INSTRUCTIONS FOR THE TASK ::
Copy out the listing exactly.

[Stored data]
= = =
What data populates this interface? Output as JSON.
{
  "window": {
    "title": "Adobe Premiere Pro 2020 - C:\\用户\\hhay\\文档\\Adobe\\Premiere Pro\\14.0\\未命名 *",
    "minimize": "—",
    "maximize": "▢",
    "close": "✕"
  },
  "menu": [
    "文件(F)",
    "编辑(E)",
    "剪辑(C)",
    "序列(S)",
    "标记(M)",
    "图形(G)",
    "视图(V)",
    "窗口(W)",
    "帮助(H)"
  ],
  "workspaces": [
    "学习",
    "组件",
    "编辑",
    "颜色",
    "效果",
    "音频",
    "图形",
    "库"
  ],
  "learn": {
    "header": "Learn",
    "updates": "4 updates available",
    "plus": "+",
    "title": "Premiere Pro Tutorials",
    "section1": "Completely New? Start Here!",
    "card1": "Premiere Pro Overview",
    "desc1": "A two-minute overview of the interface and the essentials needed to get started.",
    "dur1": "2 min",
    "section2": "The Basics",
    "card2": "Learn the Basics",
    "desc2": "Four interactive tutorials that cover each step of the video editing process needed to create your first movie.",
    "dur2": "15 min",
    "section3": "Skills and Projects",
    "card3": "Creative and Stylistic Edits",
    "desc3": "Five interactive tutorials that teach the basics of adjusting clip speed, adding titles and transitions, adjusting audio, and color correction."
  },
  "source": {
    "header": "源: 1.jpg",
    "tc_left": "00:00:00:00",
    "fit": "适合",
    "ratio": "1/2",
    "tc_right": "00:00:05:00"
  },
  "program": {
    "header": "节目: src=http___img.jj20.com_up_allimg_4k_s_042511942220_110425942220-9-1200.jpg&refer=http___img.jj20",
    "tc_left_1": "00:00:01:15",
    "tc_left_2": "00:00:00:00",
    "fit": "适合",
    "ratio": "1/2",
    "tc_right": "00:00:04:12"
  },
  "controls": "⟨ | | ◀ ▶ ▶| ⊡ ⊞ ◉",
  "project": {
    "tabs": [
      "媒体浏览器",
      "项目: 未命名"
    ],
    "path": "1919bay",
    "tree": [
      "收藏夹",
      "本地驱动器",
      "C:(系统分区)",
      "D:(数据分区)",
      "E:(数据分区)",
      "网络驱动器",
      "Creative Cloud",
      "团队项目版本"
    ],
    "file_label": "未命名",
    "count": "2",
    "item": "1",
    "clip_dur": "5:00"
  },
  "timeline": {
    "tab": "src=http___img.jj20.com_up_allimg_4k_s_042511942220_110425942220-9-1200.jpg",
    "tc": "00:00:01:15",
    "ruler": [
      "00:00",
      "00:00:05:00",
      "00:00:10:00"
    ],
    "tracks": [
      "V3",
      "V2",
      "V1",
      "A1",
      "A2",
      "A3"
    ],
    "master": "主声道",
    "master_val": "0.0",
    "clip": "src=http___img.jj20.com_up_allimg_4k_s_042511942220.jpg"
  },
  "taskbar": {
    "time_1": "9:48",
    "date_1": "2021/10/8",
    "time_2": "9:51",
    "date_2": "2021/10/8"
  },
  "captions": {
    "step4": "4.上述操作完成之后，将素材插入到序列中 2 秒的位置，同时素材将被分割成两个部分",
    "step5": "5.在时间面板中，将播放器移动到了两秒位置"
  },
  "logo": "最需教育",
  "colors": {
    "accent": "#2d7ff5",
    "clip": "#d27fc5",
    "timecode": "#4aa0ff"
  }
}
= = =
FINISHED EXERCISE ::
What data populates this interface? Output as JSON.
{
  "window": {
    "title": "Adobe Premiere Pro 2020 - C:\\用户\\hhay\\文档\\Adobe\\Premiere Pro\\14.0\\未命名 *",
    "minimize": "—",
    "maximize": "▢",
    "close": "✕"
  },
  "menu": [
    "文件(F)",
    "编辑(E)",
    "剪辑(C)",
    "序列(S)",
    "标记(M)",
    "图形(G)",
    "视图(V)",
    "窗口(W)",
    "帮助(H)"
  ],
  "workspaces": [
    "学习",
    "组件",
    "编辑",
    "颜色",
    "效果",
    "音频",
    "图形",
    "库"
  ],
  "learn": {
    "header": "Learn",
    "updates": "4 updates available",
    "plus": "+",
    "title": "Premiere Pro Tutorials",
    "section1": "Completely New? Start Here!",
    "card1": "Premiere Pro Overview",
    "desc1": "A two-minute overview of the interface and the essentials needed to get started.",
    "dur1": "2 min",
    "section2": "The Basics",
    "card2": "Learn the Basics",
    "desc2": "Four interactive tutorials that cover each step of the video editing process needed to create your first movie.",
    "dur2": "15 min",
    "section3": "Skills and Projects",
    "card3": "Creative and Stylistic Edits",
    "desc3": "Five interactive tutorials that teach the basics of adjusting clip speed, adding titles and transitions, adjusting audio, and color correction."
  },
  "source": {
    "header": "源: 1.jpg",
    "tc_left": "00:00:00:00",
    "fit": "适合",
    "ratio": "1/2",
    "tc_right": "00:00:05:00"
  },
  "program": {
    "header": "节目: src=http___img.jj20.com_up_allimg_4k_s_042511942220_110425942220-9-1200.jpg&refer=http___img.jj20",
    "tc_left_1": "00:00:01:15",
    "tc_left_2": "00:00:00:00",
    "fit": "适合",
    "ratio": "1/2",
    "tc_right": "00:00:04:12"
  },
  "controls": "⟨ | | ◀ ▶ ▶| ⊡ ⊞ ◉",
  "project": {
    "tabs": [
      "媒体浏览器",
      "项目: 未命名"
    ],
    "path": "1919bay",
    "tree": [
      "收藏夹",
      "本地驱动器",
      "C:(系统分区)",
      "D:(数据分区)",
      "E:(数据分区)",
      "网络驱动器",
      "Creative Cloud",
      "团队项目版本"
    ],
    "file_label": "未命名",
    "count": "2",
    "item": "1",
    "clip_dur": "5:00"
  },
  "timeline": {
    "tab": "src=http___img.jj20.com_up_allimg_4k_s_042511942220_110425942220-9-1200.jpg",
    "tc": "00:00:01:15",
    "ruler": [
      "00:00",
      "00:00:05:00",
      "00:00:10:00"
    ],
    "tracks": [
      "V3",
      "V2",
      "V1",
      "A1",
      "A2",
      "A3"
    ],
    "master": "主声道",
    "master_val": "0.0",
    "clip": "src=http___img.jj20.com_up_allimg_4k_s_042511942220.jpg"
  },
  "taskbar": {
    "time_1": "9:48",
    "date_1": "2021/10/8",
    "time_2": "9:51",
    "date_2": "2021/10/8"
  },
  "captions": {
    "step4": "4.上述操作完成之后，将素材插入到序列中 2 秒的位置，同时素材将被分割成两个部分",
    "step5": "5.在时间面板中，将播放器移动到了两秒位置"
  },
  "logo": "最需教育",
  "colors": {
    "accent": "#2d7ff5",
    "clip": "#d27fc5",
    "timecode": "#4aa0ff"
  }
}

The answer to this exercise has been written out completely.